Text:
□ □ □ □

I already knew it was going to be post-apocalyptic, so that gave me a start. Few people, primarily gathered into small communities, largely either living off the land or scavenging through the ruins. With the magic influence, I decided that along with the bandits that would undoubtedly threaten any travelers, as well as established communities, there would also be fantastical monsters. Goblins, ogres, creatures of both dreams and nightmares, and, most importantly, dragons.

Another thing I had to decide was where it was going to be set. Of course, like most of my books, I decided to set it close to home. Personally, I think that Madison, Wisconsin, would be a fine place to live if most of the people were gone. Especially the idiots in that fancy domed building downtown. There are also plenty of farms and wooded areas around the city that would be excellent places for the survivors to use to start over and support themselves. There are even a few state parks where my hero could live without being bothered.

And there is also the UW campus. Let’s face it, if magic came back into the world, can you think of anywhere better to set up a school of wizardry than the research facilities of a major metropolitan university? It was a perfect place for people to gather together to start researching how to use the new forces of magic that were now available to all.

□ □ □ □

Given information:
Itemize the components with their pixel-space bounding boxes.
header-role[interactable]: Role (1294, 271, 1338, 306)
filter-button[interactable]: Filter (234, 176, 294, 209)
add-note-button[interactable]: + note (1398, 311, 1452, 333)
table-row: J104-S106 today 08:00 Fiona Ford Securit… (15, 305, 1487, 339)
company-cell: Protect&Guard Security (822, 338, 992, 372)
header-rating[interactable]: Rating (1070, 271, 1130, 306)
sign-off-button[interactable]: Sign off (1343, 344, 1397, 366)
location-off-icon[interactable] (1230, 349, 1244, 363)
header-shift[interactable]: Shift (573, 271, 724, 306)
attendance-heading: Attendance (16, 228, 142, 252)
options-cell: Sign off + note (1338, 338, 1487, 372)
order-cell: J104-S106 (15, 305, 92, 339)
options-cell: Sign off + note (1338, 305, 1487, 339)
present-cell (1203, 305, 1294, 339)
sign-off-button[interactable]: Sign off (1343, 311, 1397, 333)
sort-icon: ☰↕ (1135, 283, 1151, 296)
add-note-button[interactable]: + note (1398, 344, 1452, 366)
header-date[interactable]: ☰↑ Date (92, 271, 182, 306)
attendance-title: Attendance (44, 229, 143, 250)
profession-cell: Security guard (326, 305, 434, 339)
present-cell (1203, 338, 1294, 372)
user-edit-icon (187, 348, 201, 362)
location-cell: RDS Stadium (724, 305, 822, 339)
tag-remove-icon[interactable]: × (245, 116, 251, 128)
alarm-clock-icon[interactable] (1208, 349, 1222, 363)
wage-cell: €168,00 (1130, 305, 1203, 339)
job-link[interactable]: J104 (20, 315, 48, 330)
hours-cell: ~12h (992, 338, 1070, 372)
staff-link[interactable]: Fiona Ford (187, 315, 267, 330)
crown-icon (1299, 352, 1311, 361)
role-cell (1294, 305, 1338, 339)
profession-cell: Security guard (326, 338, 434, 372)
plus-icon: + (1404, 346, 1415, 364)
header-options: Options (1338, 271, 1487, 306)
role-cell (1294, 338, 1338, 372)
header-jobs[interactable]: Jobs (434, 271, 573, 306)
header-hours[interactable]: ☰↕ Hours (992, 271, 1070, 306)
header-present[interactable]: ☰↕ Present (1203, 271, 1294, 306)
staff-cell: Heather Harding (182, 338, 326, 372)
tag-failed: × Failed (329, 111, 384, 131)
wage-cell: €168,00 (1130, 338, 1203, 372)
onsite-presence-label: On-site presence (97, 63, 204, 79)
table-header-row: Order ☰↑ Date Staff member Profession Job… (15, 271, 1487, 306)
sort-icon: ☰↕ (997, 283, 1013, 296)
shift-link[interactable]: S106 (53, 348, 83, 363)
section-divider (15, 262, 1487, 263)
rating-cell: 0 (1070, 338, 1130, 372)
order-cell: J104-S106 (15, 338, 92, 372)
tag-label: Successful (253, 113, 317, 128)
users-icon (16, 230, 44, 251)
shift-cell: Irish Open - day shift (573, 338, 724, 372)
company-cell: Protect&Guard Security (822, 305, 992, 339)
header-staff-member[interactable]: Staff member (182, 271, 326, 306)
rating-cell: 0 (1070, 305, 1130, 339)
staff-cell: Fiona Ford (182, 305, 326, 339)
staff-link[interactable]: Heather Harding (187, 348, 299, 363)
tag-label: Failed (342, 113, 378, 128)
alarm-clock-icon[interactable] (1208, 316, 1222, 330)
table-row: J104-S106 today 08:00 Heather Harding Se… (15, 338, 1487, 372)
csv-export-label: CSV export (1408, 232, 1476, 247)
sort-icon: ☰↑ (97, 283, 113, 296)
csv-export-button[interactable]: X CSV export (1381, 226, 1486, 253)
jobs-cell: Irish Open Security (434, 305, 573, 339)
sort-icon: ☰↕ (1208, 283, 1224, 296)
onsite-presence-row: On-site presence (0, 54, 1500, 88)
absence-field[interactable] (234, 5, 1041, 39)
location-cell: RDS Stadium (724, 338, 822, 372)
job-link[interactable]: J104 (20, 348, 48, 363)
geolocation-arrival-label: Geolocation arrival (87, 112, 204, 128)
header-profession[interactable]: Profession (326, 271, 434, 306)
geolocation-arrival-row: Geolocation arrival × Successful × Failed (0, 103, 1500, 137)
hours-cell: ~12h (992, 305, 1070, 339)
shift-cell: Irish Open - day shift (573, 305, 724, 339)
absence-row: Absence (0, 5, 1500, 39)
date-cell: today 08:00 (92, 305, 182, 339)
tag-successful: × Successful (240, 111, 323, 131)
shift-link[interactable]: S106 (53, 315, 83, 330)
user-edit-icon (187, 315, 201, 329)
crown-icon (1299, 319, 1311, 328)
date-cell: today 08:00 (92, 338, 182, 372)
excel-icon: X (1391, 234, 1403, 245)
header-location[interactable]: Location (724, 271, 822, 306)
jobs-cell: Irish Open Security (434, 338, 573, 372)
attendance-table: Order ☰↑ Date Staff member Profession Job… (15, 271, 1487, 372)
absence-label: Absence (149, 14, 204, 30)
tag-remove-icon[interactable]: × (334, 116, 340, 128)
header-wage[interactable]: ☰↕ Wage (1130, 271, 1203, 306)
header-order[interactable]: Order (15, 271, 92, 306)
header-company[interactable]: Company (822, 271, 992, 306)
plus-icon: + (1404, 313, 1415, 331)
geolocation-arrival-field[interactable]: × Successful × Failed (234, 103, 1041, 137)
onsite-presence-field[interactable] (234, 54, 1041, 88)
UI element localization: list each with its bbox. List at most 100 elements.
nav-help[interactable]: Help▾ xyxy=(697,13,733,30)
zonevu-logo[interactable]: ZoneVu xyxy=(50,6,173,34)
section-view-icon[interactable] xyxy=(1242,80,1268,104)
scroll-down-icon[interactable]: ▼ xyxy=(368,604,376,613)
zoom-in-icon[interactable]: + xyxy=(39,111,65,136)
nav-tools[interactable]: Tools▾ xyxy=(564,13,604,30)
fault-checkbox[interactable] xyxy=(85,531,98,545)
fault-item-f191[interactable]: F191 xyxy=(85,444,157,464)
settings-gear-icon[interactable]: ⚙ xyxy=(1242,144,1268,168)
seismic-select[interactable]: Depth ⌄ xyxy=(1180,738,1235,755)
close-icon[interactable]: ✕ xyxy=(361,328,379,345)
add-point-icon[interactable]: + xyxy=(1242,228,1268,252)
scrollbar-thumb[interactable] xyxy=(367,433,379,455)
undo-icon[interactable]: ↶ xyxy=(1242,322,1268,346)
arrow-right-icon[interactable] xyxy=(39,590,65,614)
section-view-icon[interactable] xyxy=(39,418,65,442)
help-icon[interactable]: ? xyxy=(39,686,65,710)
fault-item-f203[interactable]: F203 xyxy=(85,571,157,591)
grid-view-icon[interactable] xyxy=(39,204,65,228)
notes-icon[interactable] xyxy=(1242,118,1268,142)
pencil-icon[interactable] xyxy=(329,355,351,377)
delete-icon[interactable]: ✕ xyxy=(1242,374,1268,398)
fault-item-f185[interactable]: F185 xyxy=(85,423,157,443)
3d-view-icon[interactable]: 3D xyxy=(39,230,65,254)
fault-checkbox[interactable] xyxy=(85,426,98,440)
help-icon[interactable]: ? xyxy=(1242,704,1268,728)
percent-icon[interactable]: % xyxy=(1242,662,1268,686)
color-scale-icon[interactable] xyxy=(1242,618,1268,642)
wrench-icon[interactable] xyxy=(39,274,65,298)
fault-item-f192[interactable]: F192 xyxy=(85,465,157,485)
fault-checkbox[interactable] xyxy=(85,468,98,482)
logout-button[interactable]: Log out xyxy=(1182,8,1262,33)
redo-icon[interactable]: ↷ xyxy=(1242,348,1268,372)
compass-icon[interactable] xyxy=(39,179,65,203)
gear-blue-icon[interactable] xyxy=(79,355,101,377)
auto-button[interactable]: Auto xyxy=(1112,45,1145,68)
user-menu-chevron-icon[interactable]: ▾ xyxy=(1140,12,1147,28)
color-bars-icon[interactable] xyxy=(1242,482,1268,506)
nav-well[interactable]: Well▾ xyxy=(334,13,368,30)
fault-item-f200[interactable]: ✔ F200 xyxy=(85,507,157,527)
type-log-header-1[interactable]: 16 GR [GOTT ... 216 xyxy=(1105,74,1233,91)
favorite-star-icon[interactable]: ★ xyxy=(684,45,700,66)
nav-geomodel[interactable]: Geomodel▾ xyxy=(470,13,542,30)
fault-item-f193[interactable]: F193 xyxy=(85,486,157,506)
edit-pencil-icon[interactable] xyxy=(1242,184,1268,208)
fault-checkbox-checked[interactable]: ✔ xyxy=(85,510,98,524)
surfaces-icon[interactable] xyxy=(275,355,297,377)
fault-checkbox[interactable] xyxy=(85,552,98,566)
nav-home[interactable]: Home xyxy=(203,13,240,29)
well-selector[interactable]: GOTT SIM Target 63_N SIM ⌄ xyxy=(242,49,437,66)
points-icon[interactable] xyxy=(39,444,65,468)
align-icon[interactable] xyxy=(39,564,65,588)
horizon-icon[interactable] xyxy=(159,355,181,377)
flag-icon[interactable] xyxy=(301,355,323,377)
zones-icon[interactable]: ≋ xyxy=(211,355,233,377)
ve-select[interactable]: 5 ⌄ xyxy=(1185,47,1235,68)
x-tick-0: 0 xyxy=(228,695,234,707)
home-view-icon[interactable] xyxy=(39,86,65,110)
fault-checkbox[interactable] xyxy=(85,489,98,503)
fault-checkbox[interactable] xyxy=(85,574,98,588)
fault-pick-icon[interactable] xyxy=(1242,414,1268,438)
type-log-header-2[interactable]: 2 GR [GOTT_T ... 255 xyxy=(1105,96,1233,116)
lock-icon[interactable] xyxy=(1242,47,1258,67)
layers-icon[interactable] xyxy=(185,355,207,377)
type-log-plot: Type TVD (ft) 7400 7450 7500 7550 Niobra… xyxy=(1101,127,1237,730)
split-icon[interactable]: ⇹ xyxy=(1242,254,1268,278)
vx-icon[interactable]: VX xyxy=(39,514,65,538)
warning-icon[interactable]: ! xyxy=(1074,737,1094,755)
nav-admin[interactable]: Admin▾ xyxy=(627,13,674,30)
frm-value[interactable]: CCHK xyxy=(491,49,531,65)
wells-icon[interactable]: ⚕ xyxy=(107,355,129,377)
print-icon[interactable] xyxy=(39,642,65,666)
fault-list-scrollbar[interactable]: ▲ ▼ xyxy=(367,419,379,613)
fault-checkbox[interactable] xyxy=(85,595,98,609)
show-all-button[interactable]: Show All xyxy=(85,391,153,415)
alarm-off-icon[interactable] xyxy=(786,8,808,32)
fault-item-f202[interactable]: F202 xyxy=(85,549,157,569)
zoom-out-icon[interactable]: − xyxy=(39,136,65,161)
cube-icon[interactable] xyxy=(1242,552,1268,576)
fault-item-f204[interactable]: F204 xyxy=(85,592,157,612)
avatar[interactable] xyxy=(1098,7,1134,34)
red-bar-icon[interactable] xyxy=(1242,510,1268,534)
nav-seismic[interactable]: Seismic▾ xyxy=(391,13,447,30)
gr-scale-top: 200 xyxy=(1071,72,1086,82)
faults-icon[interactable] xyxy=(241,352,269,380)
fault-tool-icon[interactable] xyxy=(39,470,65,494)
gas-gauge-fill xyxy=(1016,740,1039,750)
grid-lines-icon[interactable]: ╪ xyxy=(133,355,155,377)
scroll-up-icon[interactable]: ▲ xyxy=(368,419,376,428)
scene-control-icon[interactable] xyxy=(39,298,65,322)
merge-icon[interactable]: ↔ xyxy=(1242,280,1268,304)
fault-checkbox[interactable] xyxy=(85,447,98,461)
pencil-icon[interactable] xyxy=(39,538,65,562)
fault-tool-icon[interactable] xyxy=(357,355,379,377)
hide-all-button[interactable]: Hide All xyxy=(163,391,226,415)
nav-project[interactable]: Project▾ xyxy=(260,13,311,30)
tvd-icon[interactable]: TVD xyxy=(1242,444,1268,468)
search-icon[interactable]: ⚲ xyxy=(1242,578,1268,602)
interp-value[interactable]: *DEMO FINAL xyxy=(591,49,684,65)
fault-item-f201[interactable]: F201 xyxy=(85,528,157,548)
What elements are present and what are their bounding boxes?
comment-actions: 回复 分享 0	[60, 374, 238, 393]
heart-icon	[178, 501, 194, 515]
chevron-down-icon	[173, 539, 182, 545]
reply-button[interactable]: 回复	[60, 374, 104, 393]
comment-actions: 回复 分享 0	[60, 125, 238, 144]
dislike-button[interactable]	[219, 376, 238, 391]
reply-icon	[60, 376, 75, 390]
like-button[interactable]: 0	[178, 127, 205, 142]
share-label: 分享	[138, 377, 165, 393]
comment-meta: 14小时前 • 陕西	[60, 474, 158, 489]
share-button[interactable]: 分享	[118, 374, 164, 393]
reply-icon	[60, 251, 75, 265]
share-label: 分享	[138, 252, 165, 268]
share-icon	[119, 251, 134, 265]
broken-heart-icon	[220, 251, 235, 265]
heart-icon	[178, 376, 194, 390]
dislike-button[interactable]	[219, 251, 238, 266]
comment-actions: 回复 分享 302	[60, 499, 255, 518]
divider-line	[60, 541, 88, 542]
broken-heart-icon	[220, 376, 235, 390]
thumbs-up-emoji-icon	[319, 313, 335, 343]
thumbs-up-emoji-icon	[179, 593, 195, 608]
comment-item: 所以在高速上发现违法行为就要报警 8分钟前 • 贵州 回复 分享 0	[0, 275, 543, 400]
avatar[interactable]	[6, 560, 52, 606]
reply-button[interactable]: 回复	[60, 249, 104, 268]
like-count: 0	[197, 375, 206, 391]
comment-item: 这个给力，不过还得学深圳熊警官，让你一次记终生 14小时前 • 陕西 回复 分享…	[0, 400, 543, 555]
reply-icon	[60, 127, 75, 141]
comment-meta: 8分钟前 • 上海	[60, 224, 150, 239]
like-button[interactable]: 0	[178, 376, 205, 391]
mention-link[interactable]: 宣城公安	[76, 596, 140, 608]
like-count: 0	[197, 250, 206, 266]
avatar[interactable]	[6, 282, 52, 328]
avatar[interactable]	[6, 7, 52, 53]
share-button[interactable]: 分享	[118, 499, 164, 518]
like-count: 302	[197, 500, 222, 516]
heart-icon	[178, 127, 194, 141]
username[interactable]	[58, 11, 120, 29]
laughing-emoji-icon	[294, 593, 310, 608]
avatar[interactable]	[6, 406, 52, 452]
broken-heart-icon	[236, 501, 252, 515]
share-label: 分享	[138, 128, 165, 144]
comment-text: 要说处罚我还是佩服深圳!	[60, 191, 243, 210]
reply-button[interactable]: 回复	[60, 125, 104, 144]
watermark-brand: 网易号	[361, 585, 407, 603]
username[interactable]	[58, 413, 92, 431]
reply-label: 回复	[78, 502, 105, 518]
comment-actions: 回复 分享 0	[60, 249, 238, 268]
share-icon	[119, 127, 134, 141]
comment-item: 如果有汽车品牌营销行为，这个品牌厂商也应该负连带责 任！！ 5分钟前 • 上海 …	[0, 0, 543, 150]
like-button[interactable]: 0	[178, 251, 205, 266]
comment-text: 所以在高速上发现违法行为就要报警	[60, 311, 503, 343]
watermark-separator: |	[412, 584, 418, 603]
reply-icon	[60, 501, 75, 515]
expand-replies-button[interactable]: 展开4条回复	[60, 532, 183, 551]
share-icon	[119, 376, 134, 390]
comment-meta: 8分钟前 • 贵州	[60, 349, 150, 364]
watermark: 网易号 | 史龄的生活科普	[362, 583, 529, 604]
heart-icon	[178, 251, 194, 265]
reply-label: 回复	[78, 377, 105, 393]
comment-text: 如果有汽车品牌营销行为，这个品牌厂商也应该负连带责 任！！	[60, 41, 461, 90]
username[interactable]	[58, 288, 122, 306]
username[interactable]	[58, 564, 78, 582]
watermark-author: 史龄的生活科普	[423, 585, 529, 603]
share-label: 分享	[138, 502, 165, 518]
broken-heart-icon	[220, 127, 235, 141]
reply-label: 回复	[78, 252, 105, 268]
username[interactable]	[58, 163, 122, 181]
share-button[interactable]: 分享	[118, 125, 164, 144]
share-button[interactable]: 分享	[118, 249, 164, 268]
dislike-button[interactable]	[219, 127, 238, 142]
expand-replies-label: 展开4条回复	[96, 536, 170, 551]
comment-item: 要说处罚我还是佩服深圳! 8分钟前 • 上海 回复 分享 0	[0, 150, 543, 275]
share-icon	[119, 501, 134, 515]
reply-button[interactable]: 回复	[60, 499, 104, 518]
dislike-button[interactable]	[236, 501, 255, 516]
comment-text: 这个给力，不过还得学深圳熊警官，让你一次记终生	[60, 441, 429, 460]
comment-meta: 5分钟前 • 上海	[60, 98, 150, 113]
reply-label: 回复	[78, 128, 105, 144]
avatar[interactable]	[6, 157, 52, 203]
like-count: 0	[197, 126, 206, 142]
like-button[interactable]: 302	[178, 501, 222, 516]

□ □ □ □

Work to complete: In the text about planning a post-apocalyptic setting, rewrite the part starting at "Another thing I" and ending at "without being bothered.", substituting "Milwaukee" for "Madison".

Reply to the exercise:
Another thing I had to decide was where it was going to be set. Of course, like most of my books, I decided to set it close to home. Personally, I think that Milwaukee, Wisconsin, would be a fine place to live if most of the people were gone. Especially the idiots in that fancy domed building downtown. There are also plenty of farms and wooded areas around the city that would be excellent places for the survivors to use to start over and support themselves. There are even a few state parks where my hero could live without being bothered.